◆ DATA RECORDS ◆
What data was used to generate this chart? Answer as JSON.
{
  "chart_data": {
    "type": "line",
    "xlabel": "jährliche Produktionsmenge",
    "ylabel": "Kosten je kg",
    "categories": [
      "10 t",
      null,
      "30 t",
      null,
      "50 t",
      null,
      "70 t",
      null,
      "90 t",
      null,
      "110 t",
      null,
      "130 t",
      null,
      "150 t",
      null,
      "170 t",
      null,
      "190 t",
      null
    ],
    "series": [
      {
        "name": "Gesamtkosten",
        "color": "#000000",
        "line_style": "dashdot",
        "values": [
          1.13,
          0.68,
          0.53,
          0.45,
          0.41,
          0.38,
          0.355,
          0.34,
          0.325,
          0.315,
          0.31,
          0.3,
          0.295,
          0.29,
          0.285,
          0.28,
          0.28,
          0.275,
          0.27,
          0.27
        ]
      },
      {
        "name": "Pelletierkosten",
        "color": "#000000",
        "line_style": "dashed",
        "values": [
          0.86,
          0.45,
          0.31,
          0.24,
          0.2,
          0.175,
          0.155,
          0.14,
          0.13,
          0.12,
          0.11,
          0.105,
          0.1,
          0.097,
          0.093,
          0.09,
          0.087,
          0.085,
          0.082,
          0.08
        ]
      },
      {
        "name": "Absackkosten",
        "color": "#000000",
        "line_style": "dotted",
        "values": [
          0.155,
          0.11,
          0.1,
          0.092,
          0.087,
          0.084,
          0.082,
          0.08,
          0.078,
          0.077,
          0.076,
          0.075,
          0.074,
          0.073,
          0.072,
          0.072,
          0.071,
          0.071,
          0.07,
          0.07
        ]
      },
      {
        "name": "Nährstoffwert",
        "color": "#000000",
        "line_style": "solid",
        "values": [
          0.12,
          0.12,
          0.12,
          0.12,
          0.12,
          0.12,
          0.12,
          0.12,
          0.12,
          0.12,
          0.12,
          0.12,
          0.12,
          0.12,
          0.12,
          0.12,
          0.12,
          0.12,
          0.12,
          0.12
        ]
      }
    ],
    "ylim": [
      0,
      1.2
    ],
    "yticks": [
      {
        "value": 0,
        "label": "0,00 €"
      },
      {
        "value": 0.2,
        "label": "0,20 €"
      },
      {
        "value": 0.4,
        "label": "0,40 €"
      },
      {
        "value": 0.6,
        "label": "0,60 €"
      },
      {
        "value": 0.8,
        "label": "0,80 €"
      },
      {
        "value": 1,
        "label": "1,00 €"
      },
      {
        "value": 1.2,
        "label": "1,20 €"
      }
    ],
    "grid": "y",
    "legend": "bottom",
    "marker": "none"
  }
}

◆ WORK TO DO ◆
Write out every record verbatim.

◆ RESULT FOR THIS TASK ◆
What data was used to generate this chart? Answer as JSON.
{
  "chart_data": {
    "type": "line",
    "xlabel": "jährliche Produktionsmenge",
    "ylabel": "Kosten je kg",
    "categories": [
      "10 t",
      null,
      "30 t",
      null,
      "50 t",
      null,
      "70 t",
      null,
      "90 t",
      null,
      "110 t",
      null,
      "130 t",
      null,
      "150 t",
      null,
      "170 t",
      null,
      "190 t",
      null
    ],
    "series": [
      {
        "name": "Gesamtkosten",
        "color": "#000000",
        "line_style": "dashdot",
        "values": [
          1.13,
          0.68,
          0.53,
          0.45,
          0.41,
          0.38,
          0.355,
          0.34,
          0.325,
          0.315,
          0.31,
          0.3,
          0.295,
          0.29,
          0.285,
          0.28,
          0.28,
          0.275,
          0.27,
          0.27
        ]
      },
      {
        "name": "Pelletierkosten",
        "color": "#000000",
        "line_style": "dashed",
        "values": [
          0.86,
          0.45,
          0.31,
          0.24,
          0.2,
          0.175,
          0.155,
          0.14,
          0.13,
          0.12,
          0.11,
          0.105,
          0.1,
          0.097,
          0.093,
          0.09,
          0.087,
          0.085,
          0.082,
          0.08
        ]
      },
      {
        "name": "Absackkosten",
        "color": "#000000",
        "line_style": "dotted",
        "values": [
          0.155,
          0.11,
          0.1,
          0.092,
          0.087,
          0.084,
          0.082,
          0.08,
          0.078,
          0.077,
          0.076,
          0.075,
          0.074,
          0.073,
          0.072,
          0.072,
          0.071,
          0.071,
          0.07,
          0.07
        ]
      },
      {
        "name": "Nährstoffwert",
        "color": "#000000",
        "line_style": "solid",
        "values": [
          0.12,
          0.12,
          0.12,
          0.12,
          0.12,
          0.12,
          0.12,
          0.12,
          0.12,
          0.12,
          0.12,
          0.12,
          0.12,
          0.12,
          0.12,
          0.12,
          0.12,
          0.12,
          0.12,
          0.12
        ]
      }
    ],
    "ylim": [
      0,
      1.2
    ],
    "yticks": [
      {
        "value": 0,
        "label": "0,00 €"
      },
      {
        "value": 0.2,
        "label": "0,20 €"
      },
      {
        "value": 0.4,
        "label": "0,40 €"
      },
      {
        "value": 0.6,
        "label": "0,60 €"
      },
      {
        "value": 0.8,
        "label": "0,80 €"
      },
      {
        "value": 1,
        "label": "1,00 €"
      },
      {
        "value": 1.2,
        "label": "1,20 €"
      }
    ],
    "grid": "y",
    "legend": "bottom",
    "marker": "none"
  }
}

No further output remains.